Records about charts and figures
● ● ●
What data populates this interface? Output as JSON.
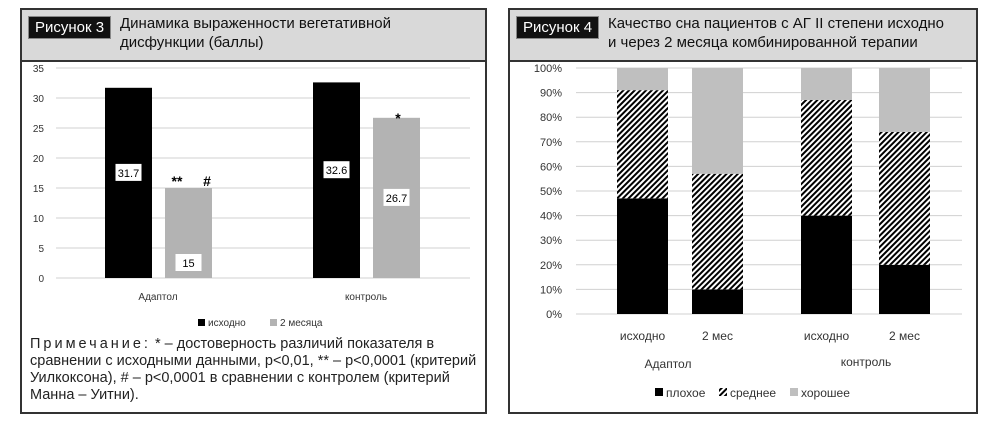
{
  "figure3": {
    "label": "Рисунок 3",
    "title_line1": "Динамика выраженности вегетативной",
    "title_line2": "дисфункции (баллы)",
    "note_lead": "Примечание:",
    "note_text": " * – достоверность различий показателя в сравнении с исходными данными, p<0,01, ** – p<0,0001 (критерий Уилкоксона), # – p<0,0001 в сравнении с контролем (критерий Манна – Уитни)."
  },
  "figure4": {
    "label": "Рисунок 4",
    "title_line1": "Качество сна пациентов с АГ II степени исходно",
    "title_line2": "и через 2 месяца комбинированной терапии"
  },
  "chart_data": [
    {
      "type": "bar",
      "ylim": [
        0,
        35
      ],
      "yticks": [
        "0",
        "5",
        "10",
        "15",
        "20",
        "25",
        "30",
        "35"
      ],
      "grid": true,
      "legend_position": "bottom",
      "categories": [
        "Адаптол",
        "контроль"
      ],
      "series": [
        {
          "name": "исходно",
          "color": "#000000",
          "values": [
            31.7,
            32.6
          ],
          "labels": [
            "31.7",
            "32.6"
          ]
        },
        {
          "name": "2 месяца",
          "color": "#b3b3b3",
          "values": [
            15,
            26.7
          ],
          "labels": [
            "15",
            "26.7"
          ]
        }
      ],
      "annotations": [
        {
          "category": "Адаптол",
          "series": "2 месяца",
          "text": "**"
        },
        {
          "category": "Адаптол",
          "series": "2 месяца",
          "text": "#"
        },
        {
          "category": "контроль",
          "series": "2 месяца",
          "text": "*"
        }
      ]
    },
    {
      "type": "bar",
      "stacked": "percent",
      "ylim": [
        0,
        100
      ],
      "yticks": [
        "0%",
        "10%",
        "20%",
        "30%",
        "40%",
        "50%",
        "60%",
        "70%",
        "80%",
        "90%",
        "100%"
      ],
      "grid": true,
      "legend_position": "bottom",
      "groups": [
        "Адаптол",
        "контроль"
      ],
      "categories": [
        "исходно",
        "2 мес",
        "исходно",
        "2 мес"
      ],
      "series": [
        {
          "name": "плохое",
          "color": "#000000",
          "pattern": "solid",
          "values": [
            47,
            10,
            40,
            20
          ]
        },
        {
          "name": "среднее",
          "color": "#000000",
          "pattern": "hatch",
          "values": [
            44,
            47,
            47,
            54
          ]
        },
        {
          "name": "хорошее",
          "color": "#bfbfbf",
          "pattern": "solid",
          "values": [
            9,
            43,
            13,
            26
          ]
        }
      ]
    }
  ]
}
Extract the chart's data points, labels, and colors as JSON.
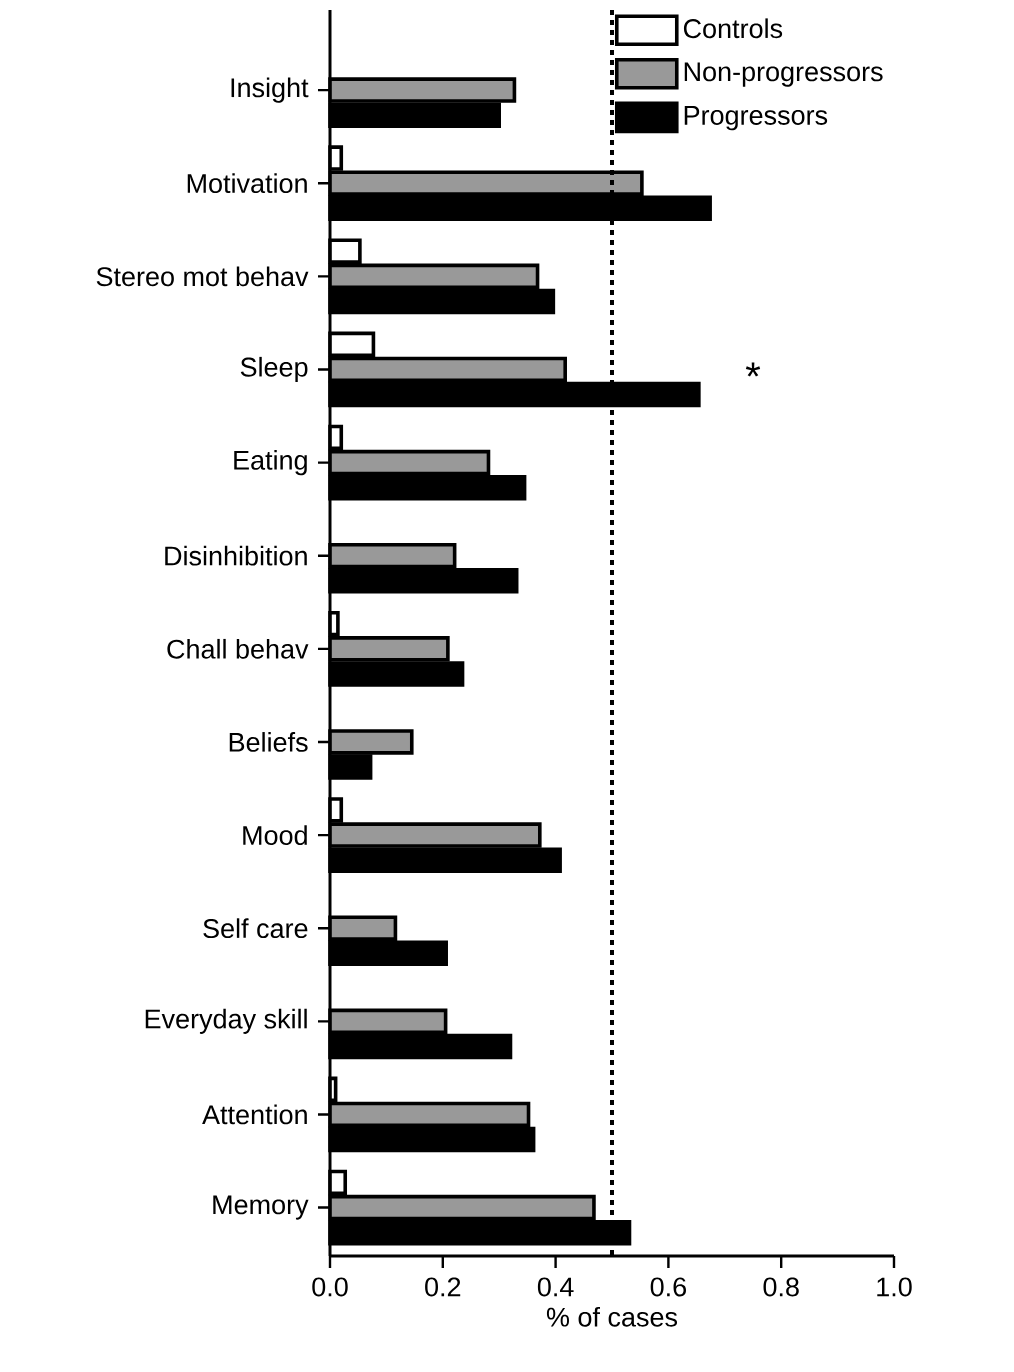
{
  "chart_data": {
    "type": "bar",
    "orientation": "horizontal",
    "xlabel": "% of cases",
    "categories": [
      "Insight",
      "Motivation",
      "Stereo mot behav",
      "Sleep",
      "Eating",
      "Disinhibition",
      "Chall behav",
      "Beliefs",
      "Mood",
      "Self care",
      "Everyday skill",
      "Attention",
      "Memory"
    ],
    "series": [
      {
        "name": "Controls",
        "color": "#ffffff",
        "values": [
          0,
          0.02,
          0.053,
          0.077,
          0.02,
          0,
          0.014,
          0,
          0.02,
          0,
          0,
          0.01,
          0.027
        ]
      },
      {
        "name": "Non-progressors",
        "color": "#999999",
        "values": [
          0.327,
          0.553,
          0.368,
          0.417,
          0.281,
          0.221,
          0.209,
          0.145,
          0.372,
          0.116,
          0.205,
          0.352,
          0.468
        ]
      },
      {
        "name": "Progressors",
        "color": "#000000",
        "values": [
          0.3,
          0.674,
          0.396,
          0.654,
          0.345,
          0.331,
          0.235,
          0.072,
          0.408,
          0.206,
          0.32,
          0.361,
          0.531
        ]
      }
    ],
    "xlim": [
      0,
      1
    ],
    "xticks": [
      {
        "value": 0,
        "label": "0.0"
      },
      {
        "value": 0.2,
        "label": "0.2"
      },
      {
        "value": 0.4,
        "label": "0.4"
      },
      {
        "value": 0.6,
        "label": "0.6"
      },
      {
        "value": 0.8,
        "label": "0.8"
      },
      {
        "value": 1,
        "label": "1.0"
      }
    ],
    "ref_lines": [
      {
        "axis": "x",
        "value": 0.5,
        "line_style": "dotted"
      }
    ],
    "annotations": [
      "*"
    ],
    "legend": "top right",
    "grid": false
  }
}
● ● ●
AIM OF THE TASK: Leave the pictures out and copy the rest of the data exactly.

RIGHT ANSWER:
What data populates this interface? Output as JSON.
{
  "figure3": {
    "label": "Рисунок 3",
    "title_line1": "Динамика выраженности вегетативной",
    "title_line2": "дисфункции (баллы)",
    "note_lead": "Примечание:",
    "note_text": " * – достоверность различий показателя в сравнении с исходными данными, p<0,01, ** – p<0,0001 (критерий Уилкоксона), # – p<0,0001 в сравнении с контролем (критерий Манна – Уитни)."
  },
  "figure4": {
    "label": "Рисунок 4",
    "title_line1": "Качество сна пациентов с АГ II степени исходно",
    "title_line2": "и через 2 месяца комбинированной терапии"
  },
  "chart_data": [
    {
      "type": "bar",
      "ylim": [
        0,
        35
      ],
      "yticks": [
        "0",
        "5",
        "10",
        "15",
        "20",
        "25",
        "30",
        "35"
      ],
      "grid": true,
      "legend_position": "bottom",
      "categories": [
        "Адаптол",
        "контроль"
      ],
      "series": [
        {
          "name": "исходно",
          "color": "#000000",
          "values": [
            31.7,
            32.6
          ],
          "labels": [
            "31.7",
            "32.6"
          ]
        },
        {
          "name": "2 месяца",
          "color": "#b3b3b3",
          "values": [
            15,
            26.7
          ],
          "labels": [
            "15",
            "26.7"
          ]
        }
      ],
      "annotations": [
        {
          "category": "Адаптол",
          "series": "2 месяца",
          "text": "**"
        },
        {
          "category": "Адаптол",
          "series": "2 месяца",
          "text": "#"
        },
        {
          "category": "контроль",
          "series": "2 месяца",
          "text": "*"
        }
      ]
    },
    {
      "type": "bar",
      "stacked": "percent",
      "ylim": [
        0,
        100
      ],
      "yticks": [
        "0%",
        "10%",
        "20%",
        "30%",
        "40%",
        "50%",
        "60%",
        "70%",
        "80%",
        "90%",
        "100%"
      ],
      "grid": true,
      "legend_position": "bottom",
      "groups": [
        "Адаптол",
        "контроль"
      ],
      "categories": [
        "исходно",
        "2 мес",
        "исходно",
        "2 мес"
      ],
      "series": [
        {
          "name": "плохое",
          "color": "#000000",
          "pattern": "solid",
          "values": [
            47,
            10,
            40,
            20
          ]
        },
        {
          "name": "среднее",
          "color": "#000000",
          "pattern": "hatch",
          "values": [
            44,
            47,
            47,
            54
          ]
        },
        {
          "name": "хорошее",
          "color": "#bfbfbf",
          "pattern": "solid",
          "values": [
            9,
            43,
            13,
            26
          ]
        }
      ]
    }
  ]
}
Extract the chart's data points, labels, and colors as JSON.
{
  "chart_data": {
    "type": "bar",
    "orientation": "horizontal",
    "xlabel": "% of cases",
    "categories": [
      "Insight",
      "Motivation",
      "Stereo mot behav",
      "Sleep",
      "Eating",
      "Disinhibition",
      "Chall behav",
      "Beliefs",
      "Mood",
      "Self care",
      "Everyday skill",
      "Attention",
      "Memory"
    ],
    "series": [
      {
        "name": "Controls",
        "color": "#ffffff",
        "values": [
          0,
          0.02,
          0.053,
          0.077,
          0.02,
          0,
          0.014,
          0,
          0.02,
          0,
          0,
          0.01,
          0.027
        ]
      },
      {
        "name": "Non-progressors",
        "color": "#999999",
        "values": [
          0.327,
          0.553,
          0.368,
          0.417,
          0.281,
          0.221,
          0.209,
          0.145,
          0.372,
          0.116,
          0.205,
          0.352,
          0.468
        ]
      },
      {
        "name": "Progressors",
        "color": "#000000",
        "values": [
          0.3,
          0.674,
          0.396,
          0.654,
          0.345,
          0.331,
          0.235,
          0.072,
          0.408,
          0.206,
          0.32,
          0.361,
          0.531
        ]
      }
    ],
    "xlim": [
      0,
      1
    ],
    "xticks": [
      {
        "value": 0,
        "label": "0.0"
      },
      {
        "value": 0.2,
        "label": "0.2"
      },
      {
        "value": 0.4,
        "label": "0.4"
      },
      {
        "value": 0.6,
        "label": "0.6"
      },
      {
        "value": 0.8,
        "label": "0.8"
      },
      {
        "value": 1,
        "label": "1.0"
      }
    ],
    "ref_lines": [
      {
        "axis": "x",
        "value": 0.5,
        "line_style": "dotted"
      }
    ],
    "annotations": [
      "*"
    ],
    "legend": "top right",
    "grid": false
  }
}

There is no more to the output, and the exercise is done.